*Your instructions*
How many lines of these entries hold the string "Coil"? Answer with the number alone.

Data records

☆ ☆ ☆ ☆

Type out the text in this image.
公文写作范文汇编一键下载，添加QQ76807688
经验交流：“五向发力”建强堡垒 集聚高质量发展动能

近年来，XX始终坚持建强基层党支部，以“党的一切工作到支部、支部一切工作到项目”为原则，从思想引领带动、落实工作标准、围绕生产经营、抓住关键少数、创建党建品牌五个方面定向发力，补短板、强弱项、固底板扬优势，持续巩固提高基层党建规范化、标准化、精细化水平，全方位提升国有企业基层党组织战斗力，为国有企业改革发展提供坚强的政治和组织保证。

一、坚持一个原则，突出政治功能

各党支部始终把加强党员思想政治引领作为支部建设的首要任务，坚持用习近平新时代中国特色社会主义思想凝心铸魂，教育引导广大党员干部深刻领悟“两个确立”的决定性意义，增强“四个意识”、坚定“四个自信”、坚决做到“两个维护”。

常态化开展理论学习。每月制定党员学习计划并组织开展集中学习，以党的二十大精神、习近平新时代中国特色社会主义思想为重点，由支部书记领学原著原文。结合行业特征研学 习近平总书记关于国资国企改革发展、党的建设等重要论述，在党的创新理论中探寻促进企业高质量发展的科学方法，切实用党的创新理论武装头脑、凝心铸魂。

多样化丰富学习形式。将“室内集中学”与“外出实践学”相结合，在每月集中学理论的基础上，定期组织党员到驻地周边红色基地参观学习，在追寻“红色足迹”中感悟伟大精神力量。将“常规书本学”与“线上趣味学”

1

☆ ☆ ☆ ☆

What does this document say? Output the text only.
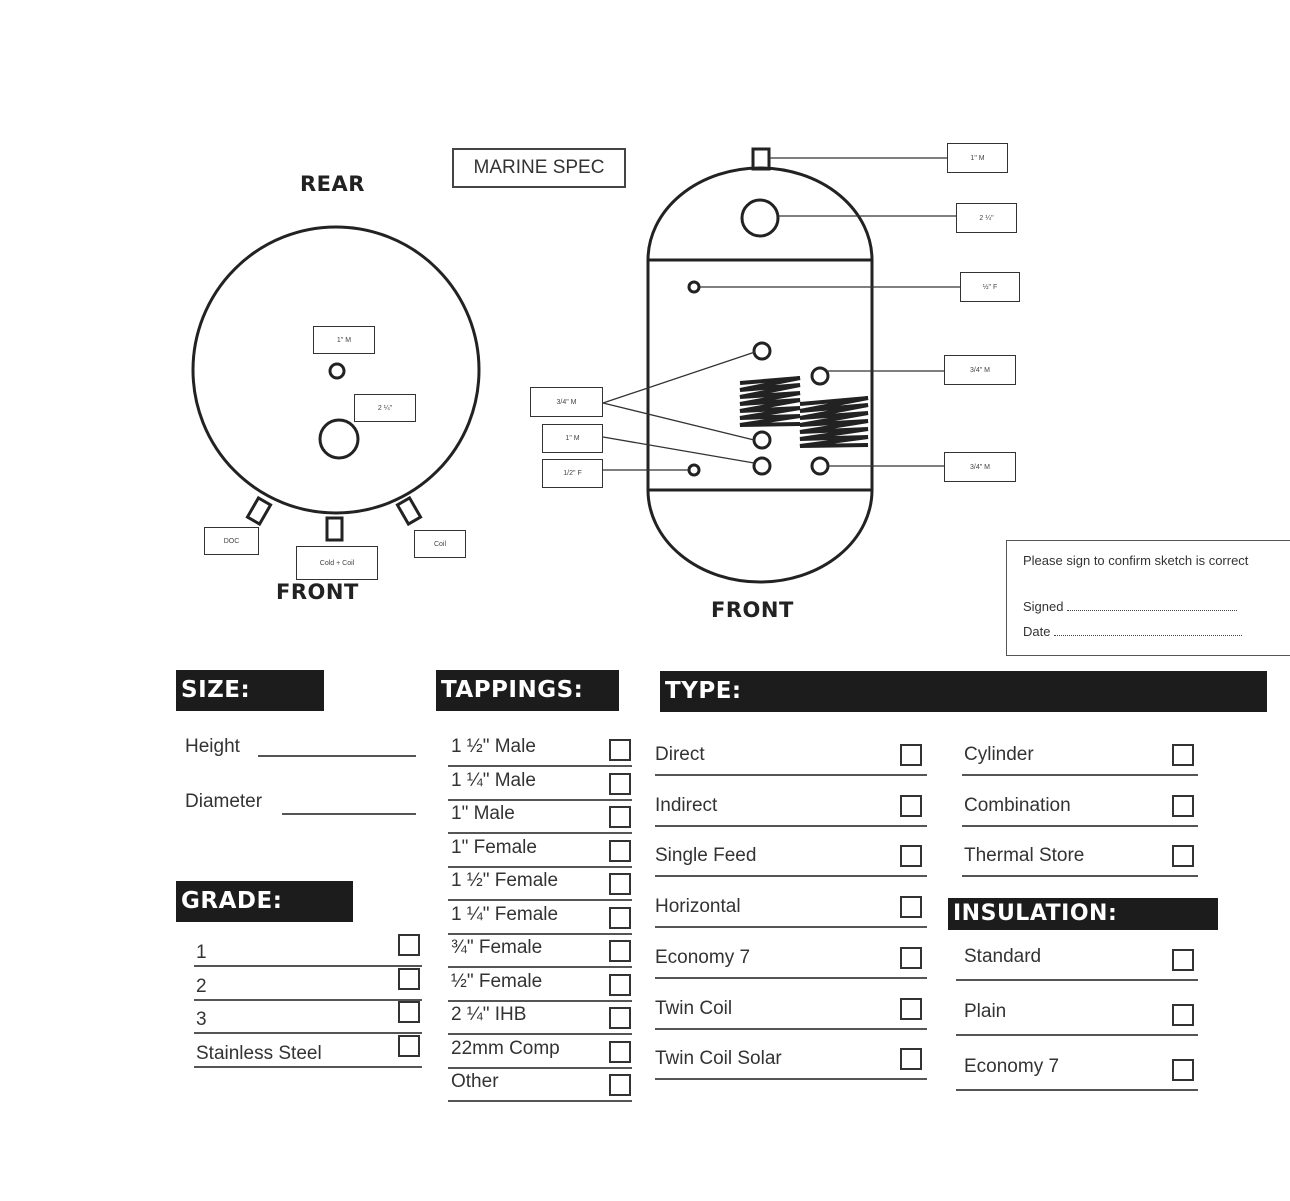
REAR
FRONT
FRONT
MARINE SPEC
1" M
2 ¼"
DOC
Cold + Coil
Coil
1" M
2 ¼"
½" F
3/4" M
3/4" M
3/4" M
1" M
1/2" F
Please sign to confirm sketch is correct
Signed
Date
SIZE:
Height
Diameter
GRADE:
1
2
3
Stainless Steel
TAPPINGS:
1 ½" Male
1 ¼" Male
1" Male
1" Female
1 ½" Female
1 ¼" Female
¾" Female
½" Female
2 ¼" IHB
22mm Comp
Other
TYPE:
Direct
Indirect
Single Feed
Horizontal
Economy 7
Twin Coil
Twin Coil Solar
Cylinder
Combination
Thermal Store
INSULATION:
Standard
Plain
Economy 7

☆ ☆ ☆ ☆

*Full response*
4